- [What you should do] Output every line exactly as written. Leave out pictures.

- [Material for this exercise]
────
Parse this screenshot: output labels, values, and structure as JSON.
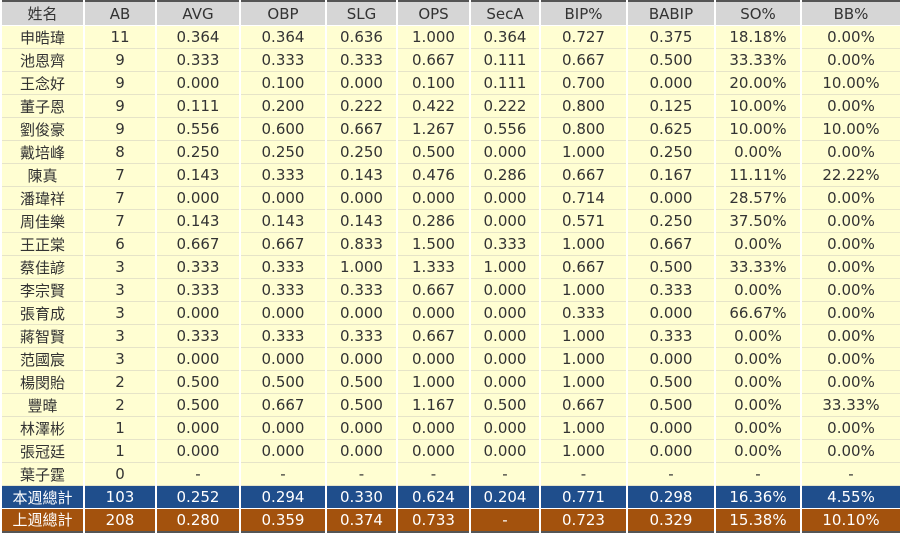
{
  "headers": [
    "姓名",
    "AB",
    "AVG",
    "OBP",
    "SLG",
    "OPS",
    "SecA",
    "BIP%",
    "BABIP",
    "SO%",
    "BB%"
  ],
  "rows": [
    [
      "申晧瑋",
      "11",
      "0.364",
      "0.364",
      "0.636",
      "1.000",
      "0.364",
      "0.727",
      "0.375",
      "18.18%",
      "0.00%"
    ],
    [
      "池恩齊",
      "9",
      "0.333",
      "0.333",
      "0.333",
      "0.667",
      "0.111",
      "0.667",
      "0.500",
      "33.33%",
      "0.00%"
    ],
    [
      "王念好",
      "9",
      "0.000",
      "0.100",
      "0.000",
      "0.100",
      "0.111",
      "0.700",
      "0.000",
      "20.00%",
      "10.00%"
    ],
    [
      "董子恩",
      "9",
      "0.111",
      "0.200",
      "0.222",
      "0.422",
      "0.222",
      "0.800",
      "0.125",
      "10.00%",
      "0.00%"
    ],
    [
      "劉俊豪",
      "9",
      "0.556",
      "0.600",
      "0.667",
      "1.267",
      "0.556",
      "0.800",
      "0.625",
      "10.00%",
      "10.00%"
    ],
    [
      "戴培峰",
      "8",
      "0.250",
      "0.250",
      "0.250",
      "0.500",
      "0.000",
      "1.000",
      "0.250",
      "0.00%",
      "0.00%"
    ],
    [
      "陳真",
      "7",
      "0.143",
      "0.333",
      "0.143",
      "0.476",
      "0.286",
      "0.667",
      "0.167",
      "11.11%",
      "22.22%"
    ],
    [
      "潘瑋祥",
      "7",
      "0.000",
      "0.000",
      "0.000",
      "0.000",
      "0.000",
      "0.714",
      "0.000",
      "28.57%",
      "0.00%"
    ],
    [
      "周佳樂",
      "7",
      "0.143",
      "0.143",
      "0.143",
      "0.286",
      "0.000",
      "0.571",
      "0.250",
      "37.50%",
      "0.00%"
    ],
    [
      "王正棠",
      "6",
      "0.667",
      "0.667",
      "0.833",
      "1.500",
      "0.333",
      "1.000",
      "0.667",
      "0.00%",
      "0.00%"
    ],
    [
      "蔡佳諺",
      "3",
      "0.333",
      "0.333",
      "1.000",
      "1.333",
      "1.000",
      "0.667",
      "0.500",
      "33.33%",
      "0.00%"
    ],
    [
      "李宗賢",
      "3",
      "0.333",
      "0.333",
      "0.333",
      "0.667",
      "0.000",
      "1.000",
      "0.333",
      "0.00%",
      "0.00%"
    ],
    [
      "張育成",
      "3",
      "0.000",
      "0.000",
      "0.000",
      "0.000",
      "0.000",
      "0.333",
      "0.000",
      "66.67%",
      "0.00%"
    ],
    [
      "蔣智賢",
      "3",
      "0.333",
      "0.333",
      "0.333",
      "0.667",
      "0.000",
      "1.000",
      "0.333",
      "0.00%",
      "0.00%"
    ],
    [
      "范國宸",
      "3",
      "0.000",
      "0.000",
      "0.000",
      "0.000",
      "0.000",
      "1.000",
      "0.000",
      "0.00%",
      "0.00%"
    ],
    [
      "楊閔貽",
      "2",
      "0.500",
      "0.500",
      "0.500",
      "1.000",
      "0.000",
      "1.000",
      "0.500",
      "0.00%",
      "0.00%"
    ],
    [
      "豐暐",
      "2",
      "0.500",
      "0.667",
      "0.500",
      "1.167",
      "0.500",
      "0.667",
      "0.500",
      "0.00%",
      "33.33%"
    ],
    [
      "林澤彬",
      "1",
      "0.000",
      "0.000",
      "0.000",
      "0.000",
      "0.000",
      "1.000",
      "0.000",
      "0.00%",
      "0.00%"
    ],
    [
      "張冠廷",
      "1",
      "0.000",
      "0.000",
      "0.000",
      "0.000",
      "0.000",
      "1.000",
      "0.000",
      "0.00%",
      "0.00%"
    ],
    [
      "葉子霆",
      "0",
      "-",
      "-",
      "-",
      "-",
      "-",
      "-",
      "-",
      "-",
      "-"
    ]
  ],
  "this_week_total": [
    "本週總計",
    "103",
    "0.252",
    "0.294",
    "0.330",
    "0.624",
    "0.204",
    "0.771",
    "0.298",
    "16.36%",
    "4.55%"
  ],
  "last_week_total": [
    "上週總計",
    "208",
    "0.280",
    "0.359",
    "0.374",
    "0.733",
    "-",
    "0.723",
    "0.329",
    "15.38%",
    "10.10%"
  ],
  "colors": {
    "header": "#d6d6d6",
    "row": "#fffed2",
    "this_week": "#1f4e8c",
    "last_week": "#a3520d"
  }
}
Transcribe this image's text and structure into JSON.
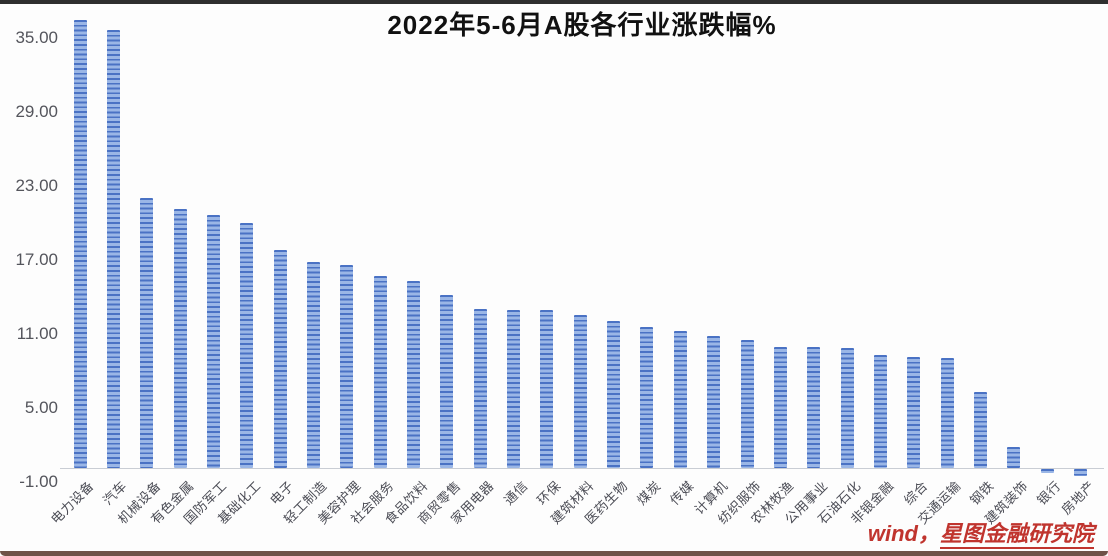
────
- [Solution to this problem]
Parse this screenshot: output labels, values, and structure as JSON.
{
  "headers": [
    "姓名",
    "AB",
    "AVG",
    "OBP",
    "SLG",
    "OPS",
    "SecA",
    "BIP%",
    "BABIP",
    "SO%",
    "BB%"
  ],
  "rows": [
    [
      "申晧瑋",
      "11",
      "0.364",
      "0.364",
      "0.636",
      "1.000",
      "0.364",
      "0.727",
      "0.375",
      "18.18%",
      "0.00%"
    ],
    [
      "池恩齊",
      "9",
      "0.333",
      "0.333",
      "0.333",
      "0.667",
      "0.111",
      "0.667",
      "0.500",
      "33.33%",
      "0.00%"
    ],
    [
      "王念好",
      "9",
      "0.000",
      "0.100",
      "0.000",
      "0.100",
      "0.111",
      "0.700",
      "0.000",
      "20.00%",
      "10.00%"
    ],
    [
      "董子恩",
      "9",
      "0.111",
      "0.200",
      "0.222",
      "0.422",
      "0.222",
      "0.800",
      "0.125",
      "10.00%",
      "0.00%"
    ],
    [
      "劉俊豪",
      "9",
      "0.556",
      "0.600",
      "0.667",
      "1.267",
      "0.556",
      "0.800",
      "0.625",
      "10.00%",
      "10.00%"
    ],
    [
      "戴培峰",
      "8",
      "0.250",
      "0.250",
      "0.250",
      "0.500",
      "0.000",
      "1.000",
      "0.250",
      "0.00%",
      "0.00%"
    ],
    [
      "陳真",
      "7",
      "0.143",
      "0.333",
      "0.143",
      "0.476",
      "0.286",
      "0.667",
      "0.167",
      "11.11%",
      "22.22%"
    ],
    [
      "潘瑋祥",
      "7",
      "0.000",
      "0.000",
      "0.000",
      "0.000",
      "0.000",
      "0.714",
      "0.000",
      "28.57%",
      "0.00%"
    ],
    [
      "周佳樂",
      "7",
      "0.143",
      "0.143",
      "0.143",
      "0.286",
      "0.000",
      "0.571",
      "0.250",
      "37.50%",
      "0.00%"
    ],
    [
      "王正棠",
      "6",
      "0.667",
      "0.667",
      "0.833",
      "1.500",
      "0.333",
      "1.000",
      "0.667",
      "0.00%",
      "0.00%"
    ],
    [
      "蔡佳諺",
      "3",
      "0.333",
      "0.333",
      "1.000",
      "1.333",
      "1.000",
      "0.667",
      "0.500",
      "33.33%",
      "0.00%"
    ],
    [
      "李宗賢",
      "3",
      "0.333",
      "0.333",
      "0.333",
      "0.667",
      "0.000",
      "1.000",
      "0.333",
      "0.00%",
      "0.00%"
    ],
    [
      "張育成",
      "3",
      "0.000",
      "0.000",
      "0.000",
      "0.000",
      "0.000",
      "0.333",
      "0.000",
      "66.67%",
      "0.00%"
    ],
    [
      "蔣智賢",
      "3",
      "0.333",
      "0.333",
      "0.333",
      "0.667",
      "0.000",
      "1.000",
      "0.333",
      "0.00%",
      "0.00%"
    ],
    [
      "范國宸",
      "3",
      "0.000",
      "0.000",
      "0.000",
      "0.000",
      "0.000",
      "1.000",
      "0.000",
      "0.00%",
      "0.00%"
    ],
    [
      "楊閔貽",
      "2",
      "0.500",
      "0.500",
      "0.500",
      "1.000",
      "0.000",
      "1.000",
      "0.500",
      "0.00%",
      "0.00%"
    ],
    [
      "豐暐",
      "2",
      "0.500",
      "0.667",
      "0.500",
      "1.167",
      "0.500",
      "0.667",
      "0.500",
      "0.00%",
      "33.33%"
    ],
    [
      "林澤彬",
      "1",
      "0.000",
      "0.000",
      "0.000",
      "0.000",
      "0.000",
      "1.000",
      "0.000",
      "0.00%",
      "0.00%"
    ],
    [
      "張冠廷",
      "1",
      "0.000",
      "0.000",
      "0.000",
      "0.000",
      "0.000",
      "1.000",
      "0.000",
      "0.00%",
      "0.00%"
    ],
    [
      "葉子霆",
      "0",
      "-",
      "-",
      "-",
      "-",
      "-",
      "-",
      "-",
      "-",
      "-"
    ]
  ],
  "this_week_total": [
    "本週總計",
    "103",
    "0.252",
    "0.294",
    "0.330",
    "0.624",
    "0.204",
    "0.771",
    "0.298",
    "16.36%",
    "4.55%"
  ],
  "last_week_total": [
    "上週總計",
    "208",
    "0.280",
    "0.359",
    "0.374",
    "0.733",
    "-",
    "0.723",
    "0.329",
    "15.38%",
    "10.10%"
  ],
  "colors": {
    "header": "#d6d6d6",
    "row": "#fffed2",
    "this_week": "#1f4e8c",
    "last_week": "#a3520d"
  }
}
Transcribe this image's text and structure into JSON.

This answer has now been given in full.